• EXERCISE DESCRIPTION
From the entries below, copy every line where the string "older" appears.

• PROVIDED RECORDS
┄┄┄┄┄┄

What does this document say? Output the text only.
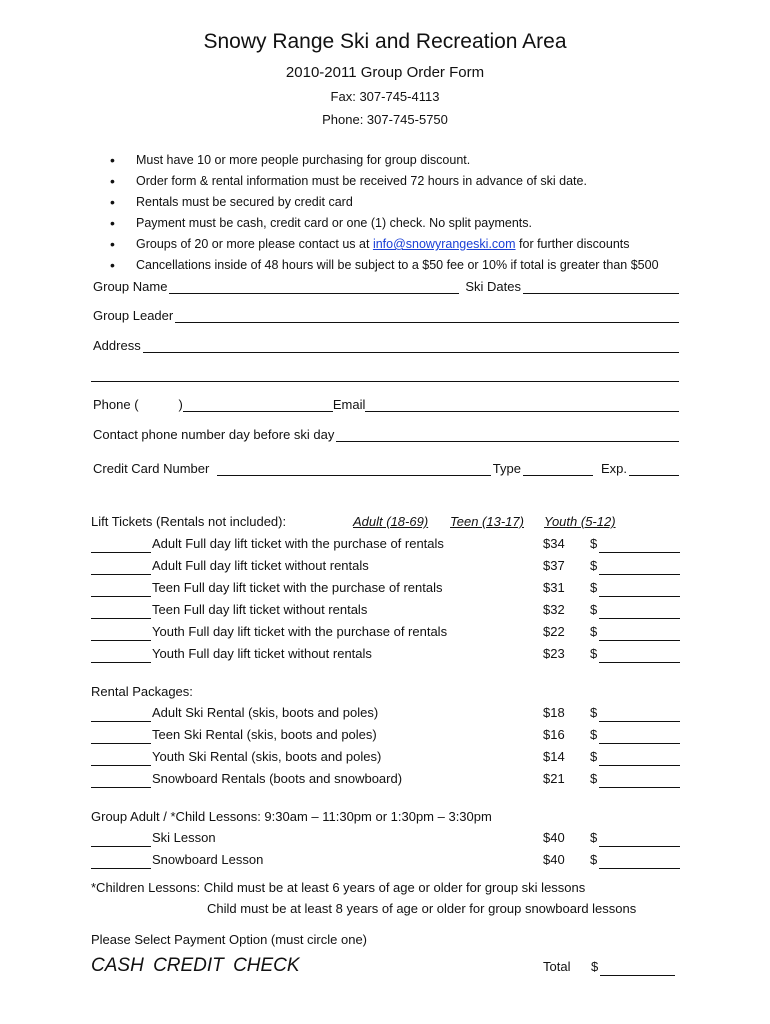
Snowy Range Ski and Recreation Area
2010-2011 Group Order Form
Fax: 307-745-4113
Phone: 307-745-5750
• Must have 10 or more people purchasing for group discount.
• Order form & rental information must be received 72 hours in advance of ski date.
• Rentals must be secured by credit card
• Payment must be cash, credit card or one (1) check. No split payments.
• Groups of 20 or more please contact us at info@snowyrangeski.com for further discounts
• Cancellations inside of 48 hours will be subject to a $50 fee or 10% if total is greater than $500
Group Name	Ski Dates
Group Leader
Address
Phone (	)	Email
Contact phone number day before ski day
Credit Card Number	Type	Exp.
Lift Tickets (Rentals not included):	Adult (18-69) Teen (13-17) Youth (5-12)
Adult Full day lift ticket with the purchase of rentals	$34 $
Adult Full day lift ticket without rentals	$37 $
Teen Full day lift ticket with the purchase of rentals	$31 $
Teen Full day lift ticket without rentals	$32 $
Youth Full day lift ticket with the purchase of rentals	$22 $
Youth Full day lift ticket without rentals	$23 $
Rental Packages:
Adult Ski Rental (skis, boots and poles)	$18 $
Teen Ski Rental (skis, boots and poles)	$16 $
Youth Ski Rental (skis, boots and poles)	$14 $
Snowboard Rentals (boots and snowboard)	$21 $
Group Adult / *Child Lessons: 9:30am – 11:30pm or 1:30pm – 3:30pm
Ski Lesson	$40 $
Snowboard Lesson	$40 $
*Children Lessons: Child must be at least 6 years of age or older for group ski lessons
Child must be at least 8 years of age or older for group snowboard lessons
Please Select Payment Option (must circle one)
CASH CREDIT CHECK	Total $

┄┄┄┄┄┄

• RESPONSE TO THE EXERCISE
*Children Lessons: Child must be at least 6 years of age or older for group ski lessons
Child must be at least 8 years of age or older for group snowboard lessons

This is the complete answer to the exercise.